Posted on 10/05/2022 12:08:51 PM PDT by Red Badger
As the world braces for a third consecutive year of exceptional La Niña conditions, a new study reveals how our climate models might have missed this disastrous 'triple-dip' effect.
It's the first time in a century that La Niña has stuck around for so long, and her wrath is being felt in southern Africa and South America in the form of drought, and in Australasia and South-East Asia in the form of floods.
Her conditions are also set to bring a cool, wet winter to the Pacific Northwest and a hot, dry one to the southwest of the United States.
La Niña is El Niño's somewhat overlooked twin sister, at least when it comes to our climate models. The Pacific Ocean naturally oscillates between El Niño and La Niña conditions, occuring once every couple of years.
Under what are regarded as normal conditions, strong trade winds push the surface layer of the Pacific Ocean west, dragging a layer of warm water like a finger dragging a page in a book. Deeper, cooler water rises to replace it near the Central American coast, establishing temperature and moisture conditions for local weather patterns.
El Niño occurs when the trade winds weaken, leaving the cool waters in the Pacific's east trapped beneath a warm surface. The result is less rain over places like Australia, and more precipitation in the US Southeast. La Niña occurs when the trade winds strengthen, exposing more of that cool water. As a result, the jet stream high above gets nudged north, pushing rains that would normally fall on the southern US much further north.
With global warming generally increasing sea surface temperatures, both El Niño and La Niña are expected to become more frequent and severe, with extreme events occuring once a decade instead of once every twenty years.
So why is La Niña running the show right now? While climate models accurately paint the big picture on future trends, predicting the precise swing of the pendulum is taking some work.
"The climate models are still getting reasonable answers for the average warming," says atmospheric scientist Robert Wills from the University of Washington, "but there's something about the regional variation, the spatial pattern of warming in the tropical oceans, that is off."
Looking back at El Niños and La Niñas since 1979, researchers found a discrepancy between real-world observations and 16 current climate models.
These models were unable to reproduce reality in both equatorial and midlatitude oceans. Only one even got remotely close.
As the climate crisis steps up, sea surface temperatures appear to be on a general incline. Still, in the east Pacific and southern oceans, there is more cooling happening than expected.
"While biased trends have been previously identified in the equatorial Pacific, our work shows that biased trends are a much more widespread problem in climate models," the authors write.
Even though climate models can reproduce observed sea surface temperature trends quite reliably in the short term, something is clearly missing from the long-term picture.
Some studies suggest a ten-year swing in Pacific conditions can explain the discrepancy. But even when that swing took place two years ago, there were still observed anomalies in the South Pacific.
Perhaps there is an overlooked natural variable in the southern ocean that spans multiple decades.
Or perhaps it's climate change.
UW researchers say their findings have led them "to conclude that it is extremely unlikely that this pattern of trend discrepancies results entirely from internal variability."
There are several reasons why cooling in the Southern Ocean could be due to escalating atmospheric temperatures forced by human emissions.

▶ **Records supplied**
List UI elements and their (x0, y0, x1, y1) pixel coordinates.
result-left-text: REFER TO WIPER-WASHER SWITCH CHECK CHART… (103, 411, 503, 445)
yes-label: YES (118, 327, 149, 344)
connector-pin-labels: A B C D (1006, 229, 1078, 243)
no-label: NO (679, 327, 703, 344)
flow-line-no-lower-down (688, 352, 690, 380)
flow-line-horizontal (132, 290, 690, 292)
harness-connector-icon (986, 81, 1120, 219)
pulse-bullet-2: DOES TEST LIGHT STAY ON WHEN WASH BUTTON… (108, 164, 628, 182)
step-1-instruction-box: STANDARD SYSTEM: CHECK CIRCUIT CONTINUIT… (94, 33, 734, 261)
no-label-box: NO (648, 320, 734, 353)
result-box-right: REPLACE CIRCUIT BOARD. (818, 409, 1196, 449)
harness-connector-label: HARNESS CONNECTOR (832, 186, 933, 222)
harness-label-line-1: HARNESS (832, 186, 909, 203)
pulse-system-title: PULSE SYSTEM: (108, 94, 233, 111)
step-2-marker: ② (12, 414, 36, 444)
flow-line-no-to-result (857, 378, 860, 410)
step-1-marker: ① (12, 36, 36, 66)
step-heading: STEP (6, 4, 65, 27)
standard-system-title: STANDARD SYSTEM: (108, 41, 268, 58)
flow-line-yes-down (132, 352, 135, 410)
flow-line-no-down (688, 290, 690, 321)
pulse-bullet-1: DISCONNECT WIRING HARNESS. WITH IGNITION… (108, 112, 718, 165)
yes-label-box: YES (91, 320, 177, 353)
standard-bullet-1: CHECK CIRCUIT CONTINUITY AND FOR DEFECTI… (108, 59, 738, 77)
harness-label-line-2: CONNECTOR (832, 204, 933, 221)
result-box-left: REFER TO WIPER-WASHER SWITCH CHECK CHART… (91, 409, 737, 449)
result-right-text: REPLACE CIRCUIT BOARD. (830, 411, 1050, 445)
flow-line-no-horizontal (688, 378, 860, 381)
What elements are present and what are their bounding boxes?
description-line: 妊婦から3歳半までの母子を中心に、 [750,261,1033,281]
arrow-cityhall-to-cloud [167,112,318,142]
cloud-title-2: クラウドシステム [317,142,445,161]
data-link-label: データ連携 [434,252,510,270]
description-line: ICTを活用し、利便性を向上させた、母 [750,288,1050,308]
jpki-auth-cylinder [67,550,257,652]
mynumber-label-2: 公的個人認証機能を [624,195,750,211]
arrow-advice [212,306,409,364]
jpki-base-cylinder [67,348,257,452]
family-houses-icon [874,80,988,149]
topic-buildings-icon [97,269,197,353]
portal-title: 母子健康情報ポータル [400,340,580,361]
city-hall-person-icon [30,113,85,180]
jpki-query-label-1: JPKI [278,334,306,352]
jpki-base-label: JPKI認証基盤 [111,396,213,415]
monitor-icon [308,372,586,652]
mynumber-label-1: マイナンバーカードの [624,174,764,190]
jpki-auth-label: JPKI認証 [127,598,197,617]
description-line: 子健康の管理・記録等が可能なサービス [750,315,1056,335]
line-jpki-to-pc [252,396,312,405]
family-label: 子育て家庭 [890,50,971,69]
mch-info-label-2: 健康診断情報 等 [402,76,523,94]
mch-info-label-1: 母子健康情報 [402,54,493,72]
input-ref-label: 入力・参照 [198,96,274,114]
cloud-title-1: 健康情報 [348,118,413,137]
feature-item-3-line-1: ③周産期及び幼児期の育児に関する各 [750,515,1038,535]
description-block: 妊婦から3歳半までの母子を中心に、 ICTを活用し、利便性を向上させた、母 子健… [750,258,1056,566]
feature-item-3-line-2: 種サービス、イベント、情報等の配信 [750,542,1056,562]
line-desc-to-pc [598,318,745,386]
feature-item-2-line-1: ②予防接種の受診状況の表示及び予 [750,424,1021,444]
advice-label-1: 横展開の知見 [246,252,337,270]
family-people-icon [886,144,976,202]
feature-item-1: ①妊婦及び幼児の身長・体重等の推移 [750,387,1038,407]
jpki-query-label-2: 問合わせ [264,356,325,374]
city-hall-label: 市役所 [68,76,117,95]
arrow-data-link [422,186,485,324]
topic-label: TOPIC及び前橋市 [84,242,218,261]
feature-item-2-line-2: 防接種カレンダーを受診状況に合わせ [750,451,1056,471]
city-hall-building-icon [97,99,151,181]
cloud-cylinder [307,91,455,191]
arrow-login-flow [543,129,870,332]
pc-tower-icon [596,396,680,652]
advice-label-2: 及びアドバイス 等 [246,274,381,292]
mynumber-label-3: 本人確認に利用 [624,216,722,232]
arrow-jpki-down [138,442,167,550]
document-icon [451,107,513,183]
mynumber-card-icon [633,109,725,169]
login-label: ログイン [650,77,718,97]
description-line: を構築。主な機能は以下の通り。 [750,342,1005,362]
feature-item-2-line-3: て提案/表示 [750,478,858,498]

▶ **Directions**
Using the La Niña article, please explain why, under La Niña, rain that would normally fall on the southern US ends up much further north. Keep it to one to three sentences. The rows have no connection to the La Niña article.

▶ **Task result**
During La Niña the trade winds strengthen, exposing more of the Pacific's cool water. As a result, the jet stream high above gets nudged north, pushing rains that would normally fall on the southern US much further north.